- GIVEN RECORDS:
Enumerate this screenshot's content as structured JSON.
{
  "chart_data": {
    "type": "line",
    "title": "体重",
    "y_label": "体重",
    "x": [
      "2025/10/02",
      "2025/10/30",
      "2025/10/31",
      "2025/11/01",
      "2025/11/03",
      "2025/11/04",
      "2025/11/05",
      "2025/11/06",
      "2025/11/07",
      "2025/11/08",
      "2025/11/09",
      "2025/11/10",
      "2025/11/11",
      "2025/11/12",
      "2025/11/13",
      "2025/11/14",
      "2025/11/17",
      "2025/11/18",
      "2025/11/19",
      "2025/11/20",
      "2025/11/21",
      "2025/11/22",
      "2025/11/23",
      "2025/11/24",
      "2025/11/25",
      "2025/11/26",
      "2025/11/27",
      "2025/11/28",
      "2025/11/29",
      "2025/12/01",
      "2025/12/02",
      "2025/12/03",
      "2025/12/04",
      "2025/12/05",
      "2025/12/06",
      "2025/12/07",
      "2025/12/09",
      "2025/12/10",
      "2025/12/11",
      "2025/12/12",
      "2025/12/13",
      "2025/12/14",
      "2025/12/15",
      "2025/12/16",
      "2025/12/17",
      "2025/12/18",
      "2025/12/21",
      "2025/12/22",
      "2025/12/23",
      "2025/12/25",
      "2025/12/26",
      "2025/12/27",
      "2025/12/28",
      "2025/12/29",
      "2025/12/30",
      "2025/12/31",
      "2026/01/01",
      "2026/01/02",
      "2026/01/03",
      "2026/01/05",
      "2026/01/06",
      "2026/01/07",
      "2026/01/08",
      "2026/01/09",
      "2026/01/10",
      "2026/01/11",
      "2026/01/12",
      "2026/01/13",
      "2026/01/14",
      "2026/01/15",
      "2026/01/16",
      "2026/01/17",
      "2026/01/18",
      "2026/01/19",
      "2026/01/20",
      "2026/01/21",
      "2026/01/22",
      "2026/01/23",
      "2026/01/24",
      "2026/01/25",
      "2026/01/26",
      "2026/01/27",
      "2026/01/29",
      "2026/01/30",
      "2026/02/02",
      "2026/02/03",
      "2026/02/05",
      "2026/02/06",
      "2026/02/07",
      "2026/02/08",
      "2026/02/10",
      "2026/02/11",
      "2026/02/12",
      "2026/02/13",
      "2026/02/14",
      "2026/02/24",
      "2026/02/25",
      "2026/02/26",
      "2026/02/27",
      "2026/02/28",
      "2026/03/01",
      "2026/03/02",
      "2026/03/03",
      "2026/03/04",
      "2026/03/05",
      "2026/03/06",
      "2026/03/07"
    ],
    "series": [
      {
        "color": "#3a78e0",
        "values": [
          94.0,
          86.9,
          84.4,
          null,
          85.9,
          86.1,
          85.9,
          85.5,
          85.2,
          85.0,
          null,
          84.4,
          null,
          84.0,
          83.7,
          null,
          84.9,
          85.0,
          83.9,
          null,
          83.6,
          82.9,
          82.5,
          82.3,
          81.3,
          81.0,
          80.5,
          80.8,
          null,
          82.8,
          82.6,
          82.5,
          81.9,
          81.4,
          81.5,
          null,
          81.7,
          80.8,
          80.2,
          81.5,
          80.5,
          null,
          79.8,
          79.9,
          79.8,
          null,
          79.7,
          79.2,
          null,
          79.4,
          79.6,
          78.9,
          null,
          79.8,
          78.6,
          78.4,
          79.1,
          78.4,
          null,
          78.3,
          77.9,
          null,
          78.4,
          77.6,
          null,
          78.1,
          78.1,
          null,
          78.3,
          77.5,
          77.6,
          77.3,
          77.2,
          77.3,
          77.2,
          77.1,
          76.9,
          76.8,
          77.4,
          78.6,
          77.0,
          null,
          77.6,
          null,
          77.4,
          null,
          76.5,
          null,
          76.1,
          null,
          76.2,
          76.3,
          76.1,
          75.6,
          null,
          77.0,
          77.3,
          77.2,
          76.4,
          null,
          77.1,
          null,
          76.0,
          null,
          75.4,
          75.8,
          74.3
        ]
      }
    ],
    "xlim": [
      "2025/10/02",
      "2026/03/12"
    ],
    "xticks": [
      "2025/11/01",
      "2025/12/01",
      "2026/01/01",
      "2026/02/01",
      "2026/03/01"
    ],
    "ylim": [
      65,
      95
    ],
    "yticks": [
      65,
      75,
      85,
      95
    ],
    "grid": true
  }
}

- WORK TO DO:
Copy out each record from above, exactly.

- EXPECTED ANSWER:
Enumerate this screenshot's content as structured JSON.
{
  "chart_data": {
    "type": "line",
    "title": "体重",
    "y_label": "体重",
    "x": [
      "2025/10/02",
      "2025/10/30",
      "2025/10/31",
      "2025/11/01",
      "2025/11/03",
      "2025/11/04",
      "2025/11/05",
      "2025/11/06",
      "2025/11/07",
      "2025/11/08",
      "2025/11/09",
      "2025/11/10",
      "2025/11/11",
      "2025/11/12",
      "2025/11/13",
      "2025/11/14",
      "2025/11/17",
      "2025/11/18",
      "2025/11/19",
      "2025/11/20",
      "2025/11/21",
      "2025/11/22",
      "2025/11/23",
      "2025/11/24",
      "2025/11/25",
      "2025/11/26",
      "2025/11/27",
      "2025/11/28",
      "2025/11/29",
      "2025/12/01",
      "2025/12/02",
      "2025/12/03",
      "2025/12/04",
      "2025/12/05",
      "2025/12/06",
      "2025/12/07",
      "2025/12/09",
      "2025/12/10",
      "2025/12/11",
      "2025/12/12",
      "2025/12/13",
      "2025/12/14",
      "2025/12/15",
      "2025/12/16",
      "2025/12/17",
      "2025/12/18",
      "2025/12/21",
      "2025/12/22",
      "2025/12/23",
      "2025/12/25",
      "2025/12/26",
      "2025/12/27",
      "2025/12/28",
      "2025/12/29",
      "2025/12/30",
      "2025/12/31",
      "2026/01/01",
      "2026/01/02",
      "2026/01/03",
      "2026/01/05",
      "2026/01/06",
      "2026/01/07",
      "2026/01/08",
      "2026/01/09",
      "2026/01/10",
      "2026/01/11",
      "2026/01/12",
      "2026/01/13",
      "2026/01/14",
      "2026/01/15",
      "2026/01/16",
      "2026/01/17",
      "2026/01/18",
      "2026/01/19",
      "2026/01/20",
      "2026/01/21",
      "2026/01/22",
      "2026/01/23",
      "2026/01/24",
      "2026/01/25",
      "2026/01/26",
      "2026/01/27",
      "2026/01/29",
      "2026/01/30",
      "2026/02/02",
      "2026/02/03",
      "2026/02/05",
      "2026/02/06",
      "2026/02/07",
      "2026/02/08",
      "2026/02/10",
      "2026/02/11",
      "2026/02/12",
      "2026/02/13",
      "2026/02/14",
      "2026/02/24",
      "2026/02/25",
      "2026/02/26",
      "2026/02/27",
      "2026/02/28",
      "2026/03/01",
      "2026/03/02",
      "2026/03/03",
      "2026/03/04",
      "2026/03/05",
      "2026/03/06",
      "2026/03/07"
    ],
    "series": [
      {
        "color": "#3a78e0",
        "values": [
          94.0,
          86.9,
          84.4,
          null,
          85.9,
          86.1,
          85.9,
          85.5,
          85.2,
          85.0,
          null,
          84.4,
          null,
          84.0,
          83.7,
          null,
          84.9,
          85.0,
          83.9,
          null,
          83.6,
          82.9,
          82.5,
          82.3,
          81.3,
          81.0,
          80.5,
          80.8,
          null,
          82.8,
          82.6,
          82.5,
          81.9,
          81.4,
          81.5,
          null,
          81.7,
          80.8,
          80.2,
          81.5,
          80.5,
          null,
          79.8,
          79.9,
          79.8,
          null,
          79.7,
          79.2,
          null,
          79.4,
          79.6,
          78.9,
          null,
          79.8,
          78.6,
          78.4,
          79.1,
          78.4,
          null,
          78.3,
          77.9,
          null,
          78.4,
          77.6,
          null,
          78.1,
          78.1,
          null,
          78.3,
          77.5,
          77.6,
          77.3,
          77.2,
          77.3,
          77.2,
          77.1,
          76.9,
          76.8,
          77.4,
          78.6,
          77.0,
          null,
          77.6,
          null,
          77.4,
          null,
          76.5,
          null,
          76.1,
          null,
          76.2,
          76.3,
          76.1,
          75.6,
          null,
          77.0,
          77.3,
          77.2,
          76.4,
          null,
          77.1,
          null,
          76.0,
          null,
          75.4,
          75.8,
          74.3
        ]
      }
    ],
    "xlim": [
      "2025/10/02",
      "2026/03/12"
    ],
    "xticks": [
      "2025/11/01",
      "2025/12/01",
      "2026/01/01",
      "2026/02/01",
      "2026/03/01"
    ],
    "ylim": [
      65,
      95
    ],
    "yticks": [
      65,
      75,
      85,
      95
    ],
    "grid": true
  }
}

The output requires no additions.